§ **EXERCISE AIM**: Find every line with the word "nhận". Copy those lines.

§ **MATERIALS PROVIDED**:
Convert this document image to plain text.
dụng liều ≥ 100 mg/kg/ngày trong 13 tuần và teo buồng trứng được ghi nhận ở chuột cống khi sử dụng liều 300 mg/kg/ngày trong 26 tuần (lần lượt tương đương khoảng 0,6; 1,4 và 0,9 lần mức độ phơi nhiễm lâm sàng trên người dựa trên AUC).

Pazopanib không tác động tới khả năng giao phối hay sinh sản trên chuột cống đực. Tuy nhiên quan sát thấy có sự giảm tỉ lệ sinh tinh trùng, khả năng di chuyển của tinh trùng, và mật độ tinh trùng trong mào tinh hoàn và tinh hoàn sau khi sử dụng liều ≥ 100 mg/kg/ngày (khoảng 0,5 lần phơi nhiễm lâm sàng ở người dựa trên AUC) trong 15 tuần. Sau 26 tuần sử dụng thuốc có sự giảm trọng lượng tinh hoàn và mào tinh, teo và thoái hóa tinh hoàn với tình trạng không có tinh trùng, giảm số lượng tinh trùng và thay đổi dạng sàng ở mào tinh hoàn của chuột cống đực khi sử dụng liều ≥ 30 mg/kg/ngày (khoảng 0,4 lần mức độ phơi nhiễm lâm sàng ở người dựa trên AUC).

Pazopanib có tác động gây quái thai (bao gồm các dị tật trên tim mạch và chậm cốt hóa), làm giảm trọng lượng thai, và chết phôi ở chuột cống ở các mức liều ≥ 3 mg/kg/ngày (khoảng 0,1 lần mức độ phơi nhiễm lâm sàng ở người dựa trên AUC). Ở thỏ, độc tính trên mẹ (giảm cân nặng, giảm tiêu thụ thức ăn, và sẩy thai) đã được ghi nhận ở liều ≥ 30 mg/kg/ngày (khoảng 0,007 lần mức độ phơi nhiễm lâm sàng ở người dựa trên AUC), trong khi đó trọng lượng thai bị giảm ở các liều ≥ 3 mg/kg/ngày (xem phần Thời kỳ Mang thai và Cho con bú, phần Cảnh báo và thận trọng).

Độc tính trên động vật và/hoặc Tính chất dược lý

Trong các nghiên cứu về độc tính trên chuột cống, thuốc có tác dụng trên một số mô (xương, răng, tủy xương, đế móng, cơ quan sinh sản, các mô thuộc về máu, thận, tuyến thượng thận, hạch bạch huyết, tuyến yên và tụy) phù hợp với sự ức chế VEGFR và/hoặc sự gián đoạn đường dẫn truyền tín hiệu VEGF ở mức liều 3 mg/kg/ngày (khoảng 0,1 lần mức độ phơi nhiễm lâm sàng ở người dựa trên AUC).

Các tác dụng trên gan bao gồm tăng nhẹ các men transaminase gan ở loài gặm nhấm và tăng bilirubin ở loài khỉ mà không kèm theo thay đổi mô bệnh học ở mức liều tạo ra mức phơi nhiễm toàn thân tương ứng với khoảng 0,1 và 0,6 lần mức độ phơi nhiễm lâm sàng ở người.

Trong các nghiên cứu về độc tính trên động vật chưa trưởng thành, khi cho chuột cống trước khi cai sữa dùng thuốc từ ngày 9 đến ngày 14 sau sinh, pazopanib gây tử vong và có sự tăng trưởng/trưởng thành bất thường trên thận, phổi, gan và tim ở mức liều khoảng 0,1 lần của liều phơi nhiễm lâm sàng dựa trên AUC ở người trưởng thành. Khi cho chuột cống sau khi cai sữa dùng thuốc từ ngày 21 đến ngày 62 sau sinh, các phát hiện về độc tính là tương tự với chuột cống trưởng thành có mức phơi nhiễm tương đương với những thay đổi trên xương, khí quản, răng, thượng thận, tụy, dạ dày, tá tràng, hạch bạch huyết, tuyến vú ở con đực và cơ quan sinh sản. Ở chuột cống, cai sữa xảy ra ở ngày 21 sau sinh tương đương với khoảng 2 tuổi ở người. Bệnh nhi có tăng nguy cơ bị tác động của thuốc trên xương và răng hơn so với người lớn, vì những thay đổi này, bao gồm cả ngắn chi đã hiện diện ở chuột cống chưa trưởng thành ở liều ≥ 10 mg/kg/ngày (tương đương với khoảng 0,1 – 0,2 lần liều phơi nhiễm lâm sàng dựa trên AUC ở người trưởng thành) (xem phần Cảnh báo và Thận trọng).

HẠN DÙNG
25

§ **COMPLETE RESPONSE**:
dụng liều ≥ 100 mg/kg/ngày trong 13 tuần và teo buồng trứng được ghi nhận ở chuột cống khi sử dụng liều 300 mg/kg/ngày trong 26 tuần (lần lượt tương đương khoảng 0,6; 1,4 và 0,9 lần mức độ phơi nhiễm lâm sàng trên người dựa trên AUC).
Pazopanib có tác động gây quái thai (bao gồm các dị tật trên tim mạch và chậm cốt hóa), làm giảm trọng lượng thai, và chết phôi ở chuột cống ở các mức liều ≥ 3 mg/kg/ngày (khoảng 0,1 lần mức độ phơi nhiễm lâm sàng ở người dựa trên AUC). Ở thỏ, độc tính trên mẹ (giảm cân nặng, giảm tiêu thụ thức ăn, và sẩy thai) đã được ghi nhận ở liều ≥ 30 mg/kg/ngày (khoảng 0,007 lần mức độ phơi nhiễm lâm sàng ở người dựa trên AUC), trong khi đó trọng lượng thai bị giảm ở các liều ≥ 3 mg/kg/ngày (xem phần Thời kỳ Mang thai và Cho con bú, phần Cảnh báo và thận trọng).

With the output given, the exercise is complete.